Scan the lines below for the string "cũng" and copy every one that has it.

**** Supplied records ****

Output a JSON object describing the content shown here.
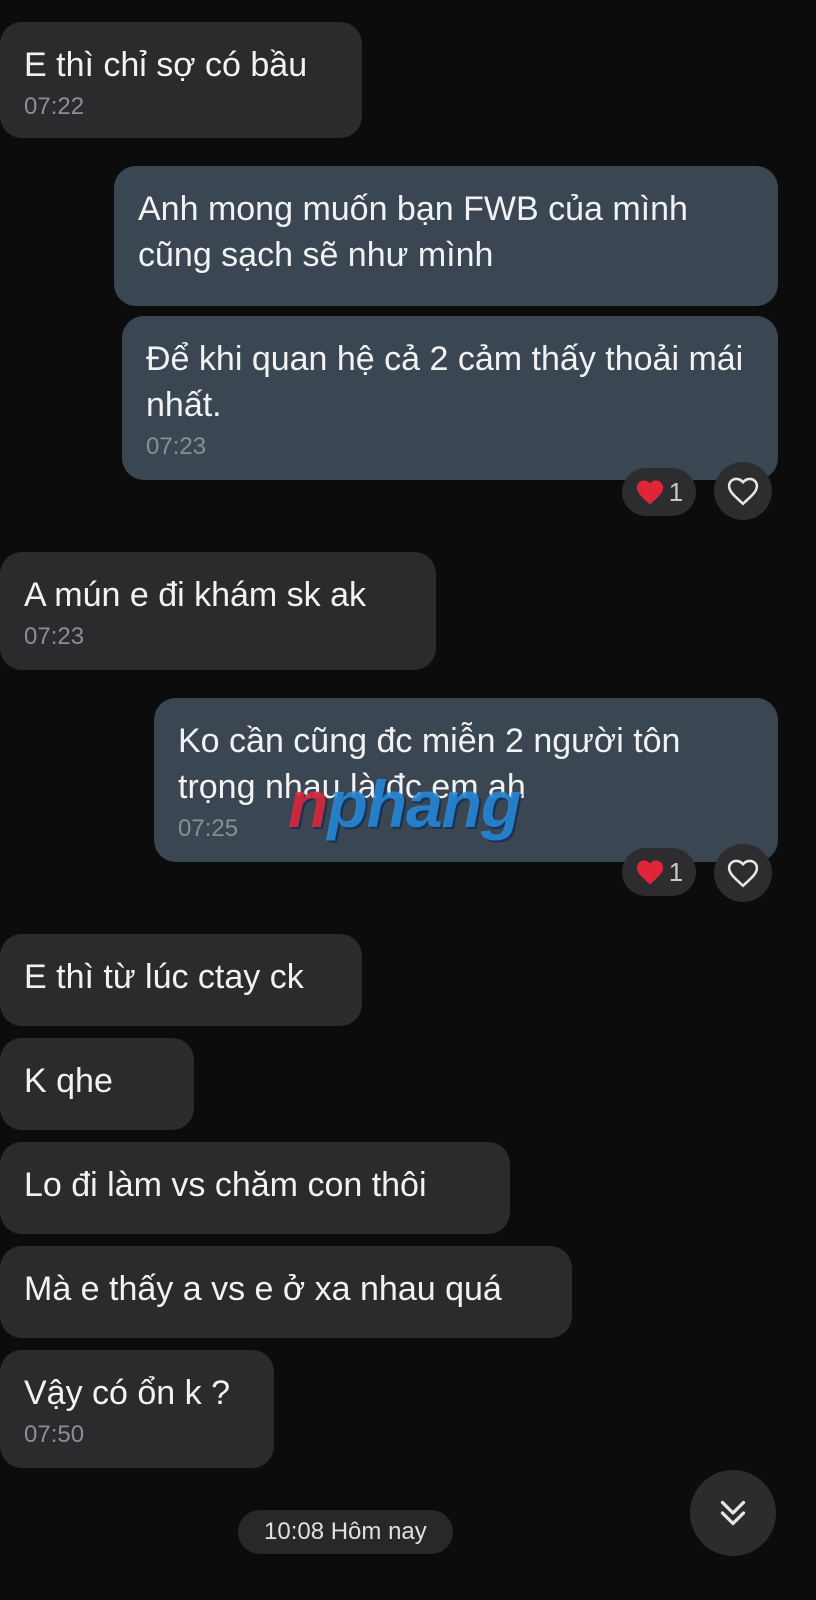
{
  "messages": [
    {
      "text": "E thì chỉ sợ có bầu",
      "time": "07:22"
    },
    {
      "text": "Anh mong muốn bạn FWB của mình cũng sạch sẽ như mình"
    },
    {
      "text": "Để khi quan hệ cả 2 cảm thấy thoải mái nhất.",
      "time": "07:23",
      "reaction_count": "1"
    },
    {
      "text": "A mún e đi khám sk ak",
      "time": "07:23"
    },
    {
      "text": "Ko cần cũng đc miễn 2 người tôn trọng nhau là đc em ah",
      "time": "07:25",
      "reaction_count": "1"
    },
    {
      "text": "E thì từ lúc ctay ck"
    },
    {
      "text": "K qhe"
    },
    {
      "text": "Lo đi làm vs chăm con thôi"
    },
    {
      "text": "Mà e thấy a vs e ở xa nhau quá"
    },
    {
      "text": "Vậy có ổn k ?",
      "time": "07:50"
    }
  ],
  "watermark": {
    "red": "n",
    "blue": "phang"
  },
  "date_separator": "10:08 Hôm nay",
  "colors": {
    "background": "#0c0c0d",
    "incoming_bubble": "#2b2b2d",
    "outgoing_bubble": "#3a4652",
    "timestamp": "#8a8f96",
    "heart": "#e0243a"
  }
}
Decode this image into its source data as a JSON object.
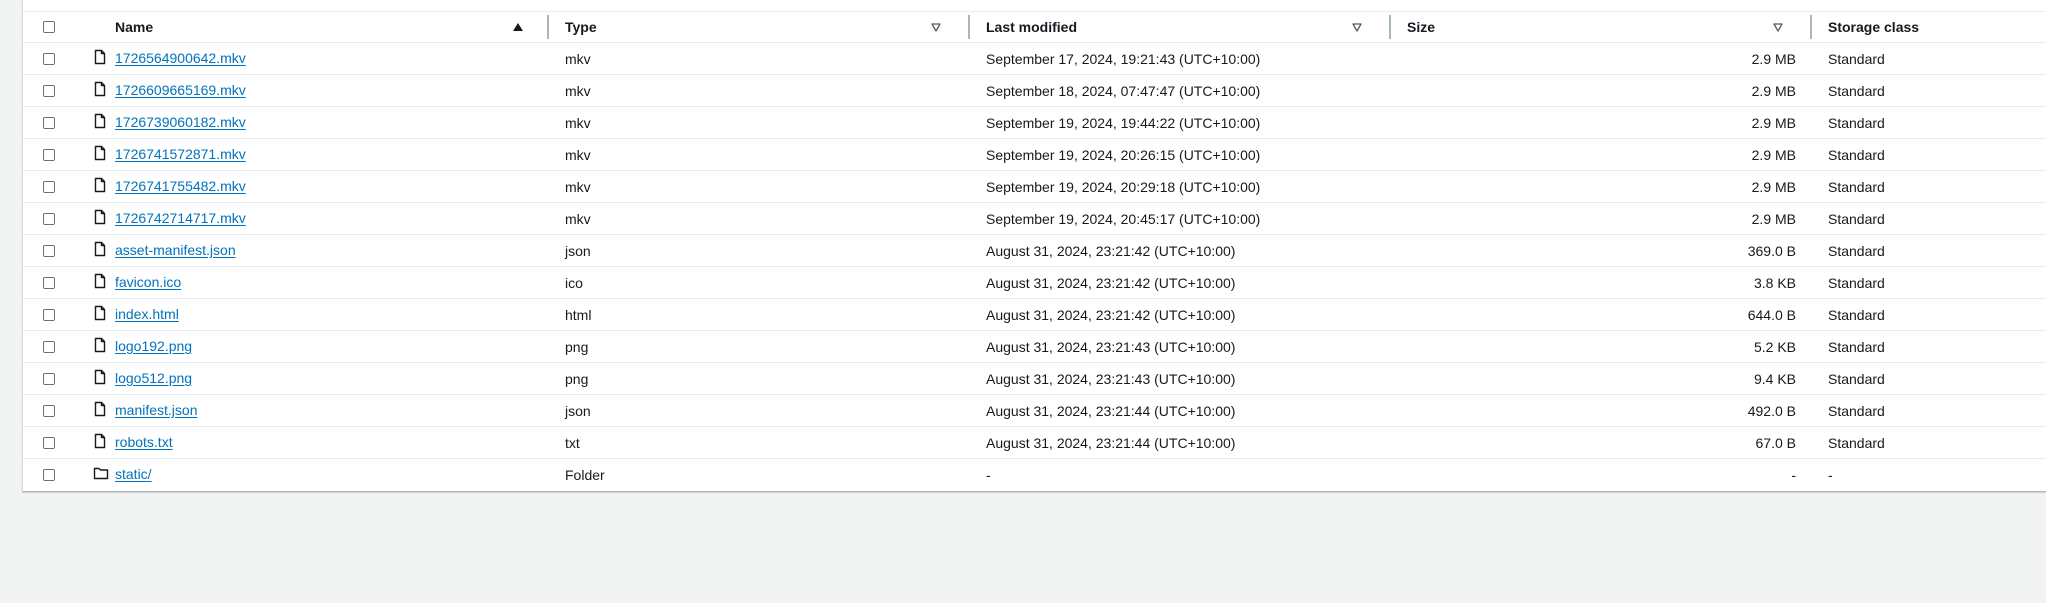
{
  "table": {
    "columns": {
      "name": "Name",
      "type": "Type",
      "last_modified": "Last modified",
      "size": "Size",
      "storage_class": "Storage class"
    },
    "rows": [
      {
        "name": "1726564900642.mkv",
        "type": "mkv",
        "last_modified": "September 17, 2024, 19:21:43 (UTC+10:00)",
        "size": "2.9 MB",
        "storage_class": "Standard",
        "icon": "file-icon"
      },
      {
        "name": "1726609665169.mkv",
        "type": "mkv",
        "last_modified": "September 18, 2024, 07:47:47 (UTC+10:00)",
        "size": "2.9 MB",
        "storage_class": "Standard",
        "icon": "file-icon"
      },
      {
        "name": "1726739060182.mkv",
        "type": "mkv",
        "last_modified": "September 19, 2024, 19:44:22 (UTC+10:00)",
        "size": "2.9 MB",
        "storage_class": "Standard",
        "icon": "file-icon"
      },
      {
        "name": "1726741572871.mkv",
        "type": "mkv",
        "last_modified": "September 19, 2024, 20:26:15 (UTC+10:00)",
        "size": "2.9 MB",
        "storage_class": "Standard",
        "icon": "file-icon"
      },
      {
        "name": "1726741755482.mkv",
        "type": "mkv",
        "last_modified": "September 19, 2024, 20:29:18 (UTC+10:00)",
        "size": "2.9 MB",
        "storage_class": "Standard",
        "icon": "file-icon"
      },
      {
        "name": "1726742714717.mkv",
        "type": "mkv",
        "last_modified": "September 19, 2024, 20:45:17 (UTC+10:00)",
        "size": "2.9 MB",
        "storage_class": "Standard",
        "icon": "file-icon"
      },
      {
        "name": "asset-manifest.json",
        "type": "json",
        "last_modified": "August 31, 2024, 23:21:42 (UTC+10:00)",
        "size": "369.0 B",
        "storage_class": "Standard",
        "icon": "file-icon"
      },
      {
        "name": "favicon.ico",
        "type": "ico",
        "last_modified": "August 31, 2024, 23:21:42 (UTC+10:00)",
        "size": "3.8 KB",
        "storage_class": "Standard",
        "icon": "file-icon"
      },
      {
        "name": "index.html",
        "type": "html",
        "last_modified": "August 31, 2024, 23:21:42 (UTC+10:00)",
        "size": "644.0 B",
        "storage_class": "Standard",
        "icon": "file-icon"
      },
      {
        "name": "logo192.png",
        "type": "png",
        "last_modified": "August 31, 2024, 23:21:43 (UTC+10:00)",
        "size": "5.2 KB",
        "storage_class": "Standard",
        "icon": "file-icon"
      },
      {
        "name": "logo512.png",
        "type": "png",
        "last_modified": "August 31, 2024, 23:21:43 (UTC+10:00)",
        "size": "9.4 KB",
        "storage_class": "Standard",
        "icon": "file-icon"
      },
      {
        "name": "manifest.json",
        "type": "json",
        "last_modified": "August 31, 2024, 23:21:44 (UTC+10:00)",
        "size": "492.0 B",
        "storage_class": "Standard",
        "icon": "file-icon"
      },
      {
        "name": "robots.txt",
        "type": "txt",
        "last_modified": "August 31, 2024, 23:21:44 (UTC+10:00)",
        "size": "67.0 B",
        "storage_class": "Standard",
        "icon": "file-icon"
      },
      {
        "name": "static/",
        "type": "Folder",
        "last_modified": "-",
        "size": "-",
        "storage_class": "-",
        "icon": "folder-icon"
      }
    ]
  },
  "colors": {
    "link": "#0073bb",
    "background": "#f2f3f3",
    "panel": "#ffffff",
    "border": "#eaeded"
  }
}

****

» **Output**:
      "text": "Anh mong muốn bạn FWB của mình cũng sạch sẽ như mình"
      "text": "Ko cần cũng đc miễn 2 người tôn trọng nhau là đc em ah",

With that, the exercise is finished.